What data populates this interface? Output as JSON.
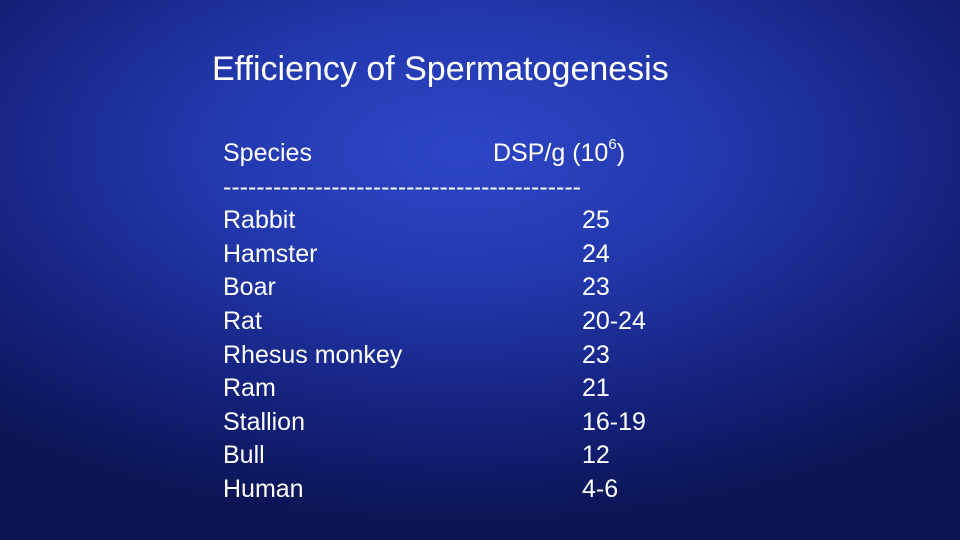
{
  "slide": {
    "title": "Efficiency of Spermatogenesis",
    "header": {
      "species_label": "Species",
      "value_label": "DSP/g (10",
      "value_exponent": "6",
      "value_close": ")"
    },
    "divider": "-------------------------------------------",
    "rows": [
      {
        "species": "Rabbit",
        "value": "25"
      },
      {
        "species": "Hamster",
        "value": "24"
      },
      {
        "species": "Boar",
        "value": "23"
      },
      {
        "species": "Rat",
        "value": "20-24"
      },
      {
        "species": "Rhesus monkey",
        "value": "23"
      },
      {
        "species": "Ram",
        "value": "21"
      },
      {
        "species": "Stallion",
        "value": "16-19"
      },
      {
        "species": "Bull",
        "value": "12"
      },
      {
        "species": "Human",
        "value": "4-6"
      }
    ]
  }
}
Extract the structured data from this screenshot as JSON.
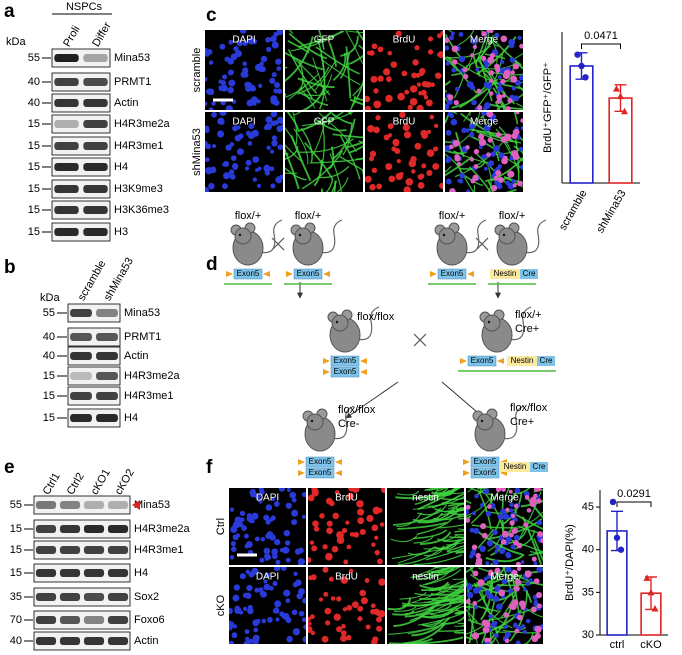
{
  "panels": {
    "a": {
      "letter": "a",
      "group": "NSPCs",
      "kda_label": "kDa",
      "lanes": [
        "Proli",
        "Differ"
      ],
      "rows": [
        {
          "kda": 55,
          "protein": "Mina53"
        },
        {
          "kda": 40,
          "protein": "PRMT1"
        },
        {
          "kda": 40,
          "protein": "Actin"
        },
        {
          "kda": 15,
          "protein": "H4R3me2a"
        },
        {
          "kda": 15,
          "protein": "H4R3me1"
        },
        {
          "kda": 15,
          "protein": "H4"
        },
        {
          "kda": 15,
          "protein": "H3K9me3"
        },
        {
          "kda": 15,
          "protein": "H3K36me3"
        },
        {
          "kda": 15,
          "protein": "H3"
        }
      ]
    },
    "b": {
      "letter": "b",
      "kda_label": "kDa",
      "lanes": [
        "scramble",
        "shMina53"
      ],
      "rows": [
        {
          "kda": 55,
          "protein": "Mina53"
        },
        {
          "kda": 40,
          "protein": "PRMT1"
        },
        {
          "kda": 40,
          "protein": "Actin"
        },
        {
          "kda": 15,
          "protein": "H4R3me2a"
        },
        {
          "kda": 15,
          "protein": "H4R3me1"
        },
        {
          "kda": 15,
          "protein": "H4"
        }
      ]
    },
    "c": {
      "letter": "c",
      "stains": [
        "DAPI",
        "GFP",
        "BrdU",
        "Merge"
      ],
      "conditions": [
        "scramble",
        "shMina53"
      ]
    },
    "d": {
      "letter": "d",
      "mice": [
        {
          "genotype": [
            "flox/+"
          ],
          "alleles": [
            [
              "Exon5"
            ]
          ]
        },
        {
          "genotype": [
            "flox/+"
          ],
          "alleles": [
            [
              "Exon5"
            ]
          ]
        },
        {
          "genotype": [
            "flox/+"
          ],
          "alleles": [
            [
              "Exon5"
            ]
          ]
        },
        {
          "genotype": [
            "flox/+"
          ],
          "alleles": [
            [
              "Nestin",
              "Cre"
            ]
          ]
        },
        {
          "genotype": [
            "flox/flox"
          ],
          "alleles": [
            [
              "Exon5"
            ],
            [
              "Exon5"
            ]
          ]
        },
        {
          "genotype": [
            "flox/+",
            "Cre+"
          ],
          "alleles": [
            [
              "Exon5"
            ],
            [
              "Nestin",
              "Cre"
            ]
          ]
        },
        {
          "genotype": [
            "flox/flox",
            "Cre-"
          ],
          "alleles": [
            [
              "Exon5"
            ],
            [
              "Exon5"
            ]
          ]
        },
        {
          "genotype": [
            "flox/flox",
            "Cre+"
          ],
          "alleles": [
            [
              "Exon5"
            ],
            [
              "Exon5"
            ],
            [
              "Nestin",
              "Cre"
            ]
          ]
        }
      ]
    },
    "e": {
      "letter": "e",
      "lanes": [
        "Ctrl1",
        "Ctrl2",
        "cKO1",
        "cKO2"
      ],
      "rows": [
        {
          "kda": 55,
          "protein": "Mina53"
        },
        {
          "kda": 15,
          "protein": "H4R3me2a"
        },
        {
          "kda": 15,
          "protein": "H4R3me1"
        },
        {
          "kda": 15,
          "protein": "H4"
        },
        {
          "kda": 35,
          "protein": "Sox2"
        },
        {
          "kda": 70,
          "protein": "Foxo6"
        },
        {
          "kda": 40,
          "protein": "Actin"
        }
      ]
    },
    "f": {
      "letter": "f",
      "stains": [
        "DAPI",
        "BrdU",
        "nestin",
        "Merge"
      ],
      "conditions": [
        "Ctrl",
        "cKO"
      ]
    }
  },
  "chart_data": [
    {
      "type": "bar",
      "ylabel": "BrdU⁺GFP⁺/GFP⁺",
      "categories": [
        "scramble",
        "shMina53"
      ],
      "values": [
        62,
        45
      ],
      "errors": [
        7,
        7
      ],
      "points": [
        [
          68,
          62,
          56
        ],
        [
          50,
          46,
          38
        ]
      ],
      "colors": [
        "#2323c8",
        "#e02424"
      ],
      "annotation": "0.0471",
      "ylim": [
        0,
        80
      ]
    },
    {
      "type": "bar",
      "ylabel": "BrdU⁺/DAPI(%)",
      "categories": [
        "ctrl",
        "cKO"
      ],
      "values": [
        42.2,
        34.9
      ],
      "errors": [
        2.3,
        1.9
      ],
      "points": [
        [
          45.6,
          41.4,
          40.0
        ],
        [
          36.7,
          35.0,
          33.1
        ]
      ],
      "colors": [
        "#2323c8",
        "#e02424"
      ],
      "annotation": "0.0291",
      "ylim": [
        30,
        47
      ],
      "yticks": [
        30,
        35,
        40,
        45
      ]
    }
  ]
}
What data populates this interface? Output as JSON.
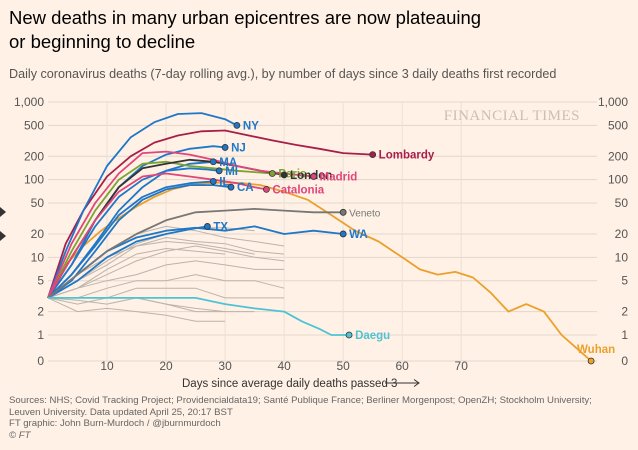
====================
## YOUR INSTRUCTIONS:
Set down the data above verbatim, omitting every image.

## ANSWER TO THIS EXERCISE:
What data populates this interface? Output as JSON.
{
  "slide": {
    "title": "Efficiency of Spermatogenesis",
    "header": {
      "species_label": "Species",
      "value_label": "DSP/g (10",
      "value_exponent": "6",
      "value_close": ")"
    },
    "divider": "-------------------------------------------",
    "rows": [
      {
        "species": "Rabbit",
        "value": "25"
      },
      {
        "species": "Hamster",
        "value": "24"
      },
      {
        "species": "Boar",
        "value": "23"
      },
      {
        "species": "Rat",
        "value": "20-24"
      },
      {
        "species": "Rhesus monkey",
        "value": "23"
      },
      {
        "species": "Ram",
        "value": "21"
      },
      {
        "species": "Stallion",
        "value": "16-19"
      },
      {
        "species": "Bull",
        "value": "12"
      },
      {
        "species": "Human",
        "value": "4-6"
      }
    ]
  }
}
Extract the structured data from this screenshot as JSON.
{
  "panels": {
    "a": {
      "letter": "a",
      "group": "NSPCs",
      "kda_label": "kDa",
      "lanes": [
        "Proli",
        "Differ"
      ],
      "rows": [
        {
          "kda": 55,
          "protein": "Mina53"
        },
        {
          "kda": 40,
          "protein": "PRMT1"
        },
        {
          "kda": 40,
          "protein": "Actin"
        },
        {
          "kda": 15,
          "protein": "H4R3me2a"
        },
        {
          "kda": 15,
          "protein": "H4R3me1"
        },
        {
          "kda": 15,
          "protein": "H4"
        },
        {
          "kda": 15,
          "protein": "H3K9me3"
        },
        {
          "kda": 15,
          "protein": "H3K36me3"
        },
        {
          "kda": 15,
          "protein": "H3"
        }
      ]
    },
    "b": {
      "letter": "b",
      "kda_label": "kDa",
      "lanes": [
        "scramble",
        "shMina53"
      ],
      "rows": [
        {
          "kda": 55,
          "protein": "Mina53"
        },
        {
          "kda": 40,
          "protein": "PRMT1"
        },
        {
          "kda": 40,
          "protein": "Actin"
        },
        {
          "kda": 15,
          "protein": "H4R3me2a"
        },
        {
          "kda": 15,
          "protein": "H4R3me1"
        },
        {
          "kda": 15,
          "protein": "H4"
        }
      ]
    },
    "c": {
      "letter": "c",
      "stains": [
        "DAPI",
        "GFP",
        "BrdU",
        "Merge"
      ],
      "conditions": [
        "scramble",
        "shMina53"
      ]
    },
    "d": {
      "letter": "d",
      "mice": [
        {
          "genotype": [
            "flox/+"
          ],
          "alleles": [
            [
              "Exon5"
            ]
          ]
        },
        {
          "genotype": [
            "flox/+"
          ],
          "alleles": [
            [
              "Exon5"
            ]
          ]
        },
        {
          "genotype": [
            "flox/+"
          ],
          "alleles": [
            [
              "Exon5"
            ]
          ]
        },
        {
          "genotype": [
            "flox/+"
          ],
          "alleles": [
            [
              "Nestin",
              "Cre"
            ]
          ]
        },
        {
          "genotype": [
            "flox/flox"
          ],
          "alleles": [
            [
              "Exon5"
            ],
            [
              "Exon5"
            ]
          ]
        },
        {
          "genotype": [
            "flox/+",
            "Cre+"
          ],
          "alleles": [
            [
              "Exon5"
            ],
            [
              "Nestin",
              "Cre"
            ]
          ]
        },
        {
          "genotype": [
            "flox/flox",
            "Cre-"
          ],
          "alleles": [
            [
              "Exon5"
            ],
            [
              "Exon5"
            ]
          ]
        },
        {
          "genotype": [
            "flox/flox",
            "Cre+"
          ],
          "alleles": [
            [
              "Exon5"
            ],
            [
              "Exon5"
            ],
            [
              "Nestin",
              "Cre"
            ]
          ]
        }
      ]
    },
    "e": {
      "letter": "e",
      "lanes": [
        "Ctrl1",
        "Ctrl2",
        "cKO1",
        "cKO2"
      ],
      "rows": [
        {
          "kda": 55,
          "protein": "Mina53"
        },
        {
          "kda": 15,
          "protein": "H4R3me2a"
        },
        {
          "kda": 15,
          "protein": "H4R3me1"
        },
        {
          "kda": 15,
          "protein": "H4"
        },
        {
          "kda": 35,
          "protein": "Sox2"
        },
        {
          "kda": 70,
          "protein": "Foxo6"
        },
        {
          "kda": 40,
          "protein": "Actin"
        }
      ]
    },
    "f": {
      "letter": "f",
      "stains": [
        "DAPI",
        "BrdU",
        "nestin",
        "Merge"
      ],
      "conditions": [
        "Ctrl",
        "cKO"
      ]
    }
  },
  "chart_data": [
    {
      "type": "bar",
      "ylabel": "BrdU⁺GFP⁺/GFP⁺",
      "categories": [
        "scramble",
        "shMina53"
      ],
      "values": [
        62,
        45
      ],
      "errors": [
        7,
        7
      ],
      "points": [
        [
          68,
          62,
          56
        ],
        [
          50,
          46,
          38
        ]
      ],
      "colors": [
        "#2323c8",
        "#e02424"
      ],
      "annotation": "0.0471",
      "ylim": [
        0,
        80
      ]
    },
    {
      "type": "bar",
      "ylabel": "BrdU⁺/DAPI(%)",
      "categories": [
        "ctrl",
        "cKO"
      ],
      "values": [
        42.2,
        34.9
      ],
      "errors": [
        2.3,
        1.9
      ],
      "points": [
        [
          45.6,
          41.4,
          40.0
        ],
        [
          36.7,
          35.0,
          33.1
        ]
      ],
      "colors": [
        "#2323c8",
        "#e02424"
      ],
      "annotation": "0.0291",
      "ylim": [
        30,
        47
      ],
      "yticks": [
        30,
        35,
        40,
        45
      ]
    }
  ]
}
What data populates this interface? Output as JSON.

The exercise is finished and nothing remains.